**DATA SHOWN:**
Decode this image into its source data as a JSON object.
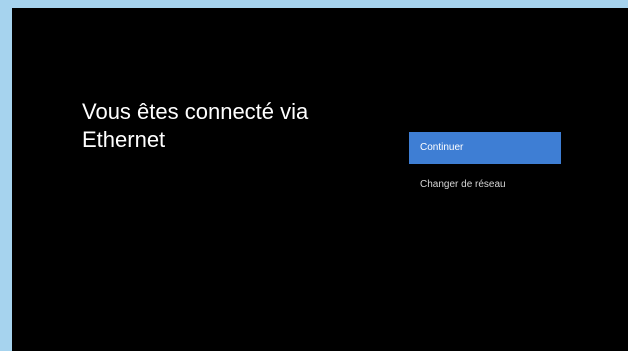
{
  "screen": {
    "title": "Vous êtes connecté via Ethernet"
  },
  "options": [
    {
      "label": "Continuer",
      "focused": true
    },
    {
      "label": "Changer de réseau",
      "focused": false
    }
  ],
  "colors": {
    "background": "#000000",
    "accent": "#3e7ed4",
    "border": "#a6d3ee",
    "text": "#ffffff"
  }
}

**CHALLENGE:** None of the pictures should appear; repeat the records exactly otherwise.

**THE RESULT:**
Decode this image into its source data as a JSON object.
{
  "screen": {
    "title": "Vous êtes connecté via Ethernet"
  },
  "options": [
    {
      "label": "Continuer",
      "focused": true
    },
    {
      "label": "Changer de réseau",
      "focused": false
    }
  ],
  "colors": {
    "background": "#000000",
    "accent": "#3e7ed4",
    "border": "#a6d3ee",
    "text": "#ffffff"
  }
}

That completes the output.